## Begin DATA TO USE

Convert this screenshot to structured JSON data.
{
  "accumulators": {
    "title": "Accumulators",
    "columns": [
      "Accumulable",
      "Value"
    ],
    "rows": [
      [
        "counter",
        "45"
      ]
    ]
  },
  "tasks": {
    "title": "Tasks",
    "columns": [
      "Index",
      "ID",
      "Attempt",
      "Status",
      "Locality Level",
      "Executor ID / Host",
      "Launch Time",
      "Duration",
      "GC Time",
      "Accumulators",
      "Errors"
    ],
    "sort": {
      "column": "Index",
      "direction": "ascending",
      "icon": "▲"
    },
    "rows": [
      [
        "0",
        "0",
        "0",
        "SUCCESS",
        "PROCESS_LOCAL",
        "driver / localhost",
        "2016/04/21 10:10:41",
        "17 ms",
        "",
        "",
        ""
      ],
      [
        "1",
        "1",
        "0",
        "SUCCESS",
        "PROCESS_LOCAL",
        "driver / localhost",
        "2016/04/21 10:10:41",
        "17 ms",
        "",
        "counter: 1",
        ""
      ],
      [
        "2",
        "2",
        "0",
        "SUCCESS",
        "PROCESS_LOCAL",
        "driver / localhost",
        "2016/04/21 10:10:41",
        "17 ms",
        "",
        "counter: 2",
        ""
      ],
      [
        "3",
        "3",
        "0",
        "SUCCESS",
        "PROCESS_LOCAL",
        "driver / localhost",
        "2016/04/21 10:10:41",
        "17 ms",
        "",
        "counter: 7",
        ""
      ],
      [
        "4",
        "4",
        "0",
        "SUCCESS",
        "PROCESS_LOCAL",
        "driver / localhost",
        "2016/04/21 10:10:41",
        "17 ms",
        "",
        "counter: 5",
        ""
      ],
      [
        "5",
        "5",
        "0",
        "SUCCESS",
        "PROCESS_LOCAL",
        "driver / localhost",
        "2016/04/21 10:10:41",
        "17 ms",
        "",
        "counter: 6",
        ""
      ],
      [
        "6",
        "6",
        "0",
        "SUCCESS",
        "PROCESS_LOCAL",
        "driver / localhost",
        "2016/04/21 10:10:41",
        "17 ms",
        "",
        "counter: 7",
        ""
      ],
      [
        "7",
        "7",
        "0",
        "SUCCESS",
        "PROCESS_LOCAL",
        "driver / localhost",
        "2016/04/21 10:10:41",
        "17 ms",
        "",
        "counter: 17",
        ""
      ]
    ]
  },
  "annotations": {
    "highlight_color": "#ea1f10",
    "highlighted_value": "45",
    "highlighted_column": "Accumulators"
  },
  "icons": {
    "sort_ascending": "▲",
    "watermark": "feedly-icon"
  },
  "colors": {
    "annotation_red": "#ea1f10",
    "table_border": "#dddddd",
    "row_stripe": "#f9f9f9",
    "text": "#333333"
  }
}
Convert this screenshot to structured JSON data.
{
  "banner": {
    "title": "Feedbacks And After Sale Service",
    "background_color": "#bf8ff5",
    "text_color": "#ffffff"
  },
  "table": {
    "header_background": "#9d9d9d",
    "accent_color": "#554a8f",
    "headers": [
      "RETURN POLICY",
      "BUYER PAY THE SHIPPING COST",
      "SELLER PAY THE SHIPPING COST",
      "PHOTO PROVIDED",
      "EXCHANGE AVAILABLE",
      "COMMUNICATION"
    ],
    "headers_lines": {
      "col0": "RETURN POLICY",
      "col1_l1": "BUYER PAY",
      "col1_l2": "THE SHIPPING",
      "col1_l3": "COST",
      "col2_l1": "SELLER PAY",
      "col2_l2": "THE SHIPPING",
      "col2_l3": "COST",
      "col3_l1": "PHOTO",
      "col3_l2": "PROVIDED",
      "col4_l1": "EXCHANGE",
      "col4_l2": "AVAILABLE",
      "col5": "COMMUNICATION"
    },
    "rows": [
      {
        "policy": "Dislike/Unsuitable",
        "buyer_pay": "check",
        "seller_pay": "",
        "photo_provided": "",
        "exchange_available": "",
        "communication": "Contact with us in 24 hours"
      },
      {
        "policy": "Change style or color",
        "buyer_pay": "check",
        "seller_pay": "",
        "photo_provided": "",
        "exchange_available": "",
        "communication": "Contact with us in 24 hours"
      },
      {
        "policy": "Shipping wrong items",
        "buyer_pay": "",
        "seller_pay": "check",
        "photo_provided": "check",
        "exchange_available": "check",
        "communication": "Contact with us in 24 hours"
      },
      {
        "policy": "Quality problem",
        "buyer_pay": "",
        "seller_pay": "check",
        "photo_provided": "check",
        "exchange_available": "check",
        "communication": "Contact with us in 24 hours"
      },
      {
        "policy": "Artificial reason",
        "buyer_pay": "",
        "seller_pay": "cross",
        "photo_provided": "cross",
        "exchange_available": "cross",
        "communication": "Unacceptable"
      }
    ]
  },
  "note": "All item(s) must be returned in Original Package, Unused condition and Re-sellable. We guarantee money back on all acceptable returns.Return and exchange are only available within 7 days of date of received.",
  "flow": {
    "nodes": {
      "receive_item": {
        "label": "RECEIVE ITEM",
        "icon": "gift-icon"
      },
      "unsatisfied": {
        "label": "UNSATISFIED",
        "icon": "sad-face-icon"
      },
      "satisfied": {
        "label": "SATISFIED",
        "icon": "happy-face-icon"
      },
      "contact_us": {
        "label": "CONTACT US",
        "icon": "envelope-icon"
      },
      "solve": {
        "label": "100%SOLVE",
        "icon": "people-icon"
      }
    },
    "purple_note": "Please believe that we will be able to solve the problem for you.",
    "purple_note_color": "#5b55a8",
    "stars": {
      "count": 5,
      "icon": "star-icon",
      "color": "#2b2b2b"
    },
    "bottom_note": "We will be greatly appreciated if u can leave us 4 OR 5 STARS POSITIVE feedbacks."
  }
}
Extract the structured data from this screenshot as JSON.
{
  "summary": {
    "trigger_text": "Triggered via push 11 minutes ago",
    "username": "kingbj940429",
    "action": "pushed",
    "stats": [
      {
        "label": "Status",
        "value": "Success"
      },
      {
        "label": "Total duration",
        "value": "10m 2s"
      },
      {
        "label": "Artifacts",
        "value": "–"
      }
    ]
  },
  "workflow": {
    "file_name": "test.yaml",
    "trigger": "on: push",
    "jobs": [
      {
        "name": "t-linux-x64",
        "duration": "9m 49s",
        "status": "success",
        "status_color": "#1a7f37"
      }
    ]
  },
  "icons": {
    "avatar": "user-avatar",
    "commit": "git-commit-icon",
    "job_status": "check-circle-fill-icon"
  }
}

## End DATA TO USE

[WHAT THE TASK REQUIRES]: Every line above should be written out again exactly as it stands.

[OUTPUT]:
Convert this screenshot to structured JSON data.
{
  "accumulators": {
    "title": "Accumulators",
    "columns": [
      "Accumulable",
      "Value"
    ],
    "rows": [
      [
        "counter",
        "45"
      ]
    ]
  },
  "tasks": {
    "title": "Tasks",
    "columns": [
      "Index",
      "ID",
      "Attempt",
      "Status",
      "Locality Level",
      "Executor ID / Host",
      "Launch Time",
      "Duration",
      "GC Time",
      "Accumulators",
      "Errors"
    ],
    "sort": {
      "column": "Index",
      "direction": "ascending",
      "icon": "▲"
    },
    "rows": [
      [
        "0",
        "0",
        "0",
        "SUCCESS",
        "PROCESS_LOCAL",
        "driver / localhost",
        "2016/04/21 10:10:41",
        "17 ms",
        "",
        "",
        ""
      ],
      [
        "1",
        "1",
        "0",
        "SUCCESS",
        "PROCESS_LOCAL",
        "driver / localhost",
        "2016/04/21 10:10:41",
        "17 ms",
        "",
        "counter: 1",
        ""
      ],
      [
        "2",
        "2",
        "0",
        "SUCCESS",
        "PROCESS_LOCAL",
        "driver / localhost",
        "2016/04/21 10:10:41",
        "17 ms",
        "",
        "counter: 2",
        ""
      ],
      [
        "3",
        "3",
        "0",
        "SUCCESS",
        "PROCESS_LOCAL",
        "driver / localhost",
        "2016/04/21 10:10:41",
        "17 ms",
        "",
        "counter: 7",
        ""
      ],
      [
        "4",
        "4",
        "0",
        "SUCCESS",
        "PROCESS_LOCAL",
        "driver / localhost",
        "2016/04/21 10:10:41",
        "17 ms",
        "",
        "counter: 5",
        ""
      ],
      [
        "5",
        "5",
        "0",
        "SUCCESS",
        "PROCESS_LOCAL",
        "driver / localhost",
        "2016/04/21 10:10:41",
        "17 ms",
        "",
        "counter: 6",
        ""
      ],
      [
        "6",
        "6",
        "0",
        "SUCCESS",
        "PROCESS_LOCAL",
        "driver / localhost",
        "2016/04/21 10:10:41",
        "17 ms",
        "",
        "counter: 7",
        ""
      ],
      [
        "7",
        "7",
        "0",
        "SUCCESS",
        "PROCESS_LOCAL",
        "driver / localhost",
        "2016/04/21 10:10:41",
        "17 ms",
        "",
        "counter: 17",
        ""
      ]
    ]
  },
  "annotations": {
    "highlight_color": "#ea1f10",
    "highlighted_value": "45",
    "highlighted_column": "Accumulators"
  },
  "icons": {
    "sort_ascending": "▲",
    "watermark": "feedly-icon"
  },
  "colors": {
    "annotation_red": "#ea1f10",
    "table_border": "#dddddd",
    "row_stripe": "#f9f9f9",
    "text": "#333333"
  }
}
Convert this screenshot to structured JSON data.
{
  "banner": {
    "title": "Feedbacks And After Sale Service",
    "background_color": "#bf8ff5",
    "text_color": "#ffffff"
  },
  "table": {
    "header_background": "#9d9d9d",
    "accent_color": "#554a8f",
    "headers": [
      "RETURN POLICY",
      "BUYER PAY THE SHIPPING COST",
      "SELLER PAY THE SHIPPING COST",
      "PHOTO PROVIDED",
      "EXCHANGE AVAILABLE",
      "COMMUNICATION"
    ],
    "headers_lines": {
      "col0": "RETURN POLICY",
      "col1_l1": "BUYER PAY",
      "col1_l2": "THE SHIPPING",
      "col1_l3": "COST",
      "col2_l1": "SELLER PAY",
      "col2_l2": "THE SHIPPING",
      "col2_l3": "COST",
      "col3_l1": "PHOTO",
      "col3_l2": "PROVIDED",
      "col4_l1": "EXCHANGE",
      "col4_l2": "AVAILABLE",
      "col5": "COMMUNICATION"
    },
    "rows": [
      {
        "policy": "Dislike/Unsuitable",
        "buyer_pay": "check",
        "seller_pay": "",
        "photo_provided": "",
        "exchange_available": "",
        "communication": "Contact with us in 24 hours"
      },
      {
        "policy": "Change style or color",
        "buyer_pay": "check",
        "seller_pay": "",
        "photo_provided": "",
        "exchange_available": "",
        "communication": "Contact with us in 24 hours"
      },
      {
        "policy": "Shipping wrong items",
        "buyer_pay": "",
        "seller_pay": "check",
        "photo_provided": "check",
        "exchange_available": "check",
        "communication": "Contact with us in 24 hours"
      },
      {
        "policy": "Quality problem",
        "buyer_pay": "",
        "seller_pay": "check",
        "photo_provided": "check",
        "exchange_available": "check",
        "communication": "Contact with us in 24 hours"
      },
      {
        "policy": "Artificial reason",
        "buyer_pay": "",
        "seller_pay": "cross",
        "photo_provided": "cross",
        "exchange_available": "cross",
        "communication": "Unacceptable"
      }
    ]
  },
  "note": "All item(s) must be returned in Original Package, Unused condition and Re-sellable. We guarantee money back on all acceptable returns.Return and exchange are only available within 7 days of date of received.",
  "flow": {
    "nodes": {
      "receive_item": {
        "label": "RECEIVE ITEM",
        "icon": "gift-icon"
      },
      "unsatisfied": {
        "label": "UNSATISFIED",
        "icon": "sad-face-icon"
      },
      "satisfied": {
        "label": "SATISFIED",
        "icon": "happy-face-icon"
      },
      "contact_us": {
        "label": "CONTACT US",
        "icon": "envelope-icon"
      },
      "solve": {
        "label": "100%SOLVE",
        "icon": "people-icon"
      }
    },
    "purple_note": "Please believe that we will be able to solve the problem for you.",
    "purple_note_color": "#5b55a8",
    "stars": {
      "count": 5,
      "icon": "star-icon",
      "color": "#2b2b2b"
    },
    "bottom_note": "We will be greatly appreciated if u can leave us 4 OR 5 STARS POSITIVE feedbacks."
  }
}
Extract the structured data from this screenshot as JSON.
{
  "summary": {
    "trigger_text": "Triggered via push 11 minutes ago",
    "username": "kingbj940429",
    "action": "pushed",
    "stats": [
      {
        "label": "Status",
        "value": "Success"
      },
      {
        "label": "Total duration",
        "value": "10m 2s"
      },
      {
        "label": "Artifacts",
        "value": "–"
      }
    ]
  },
  "workflow": {
    "file_name": "test.yaml",
    "trigger": "on: push",
    "jobs": [
      {
        "name": "t-linux-x64",
        "duration": "9m 49s",
        "status": "success",
        "status_color": "#1a7f37"
      }
    ]
  },
  "icons": {
    "avatar": "user-avatar",
    "commit": "git-commit-icon",
    "job_status": "check-circle-fill-icon"
  }
}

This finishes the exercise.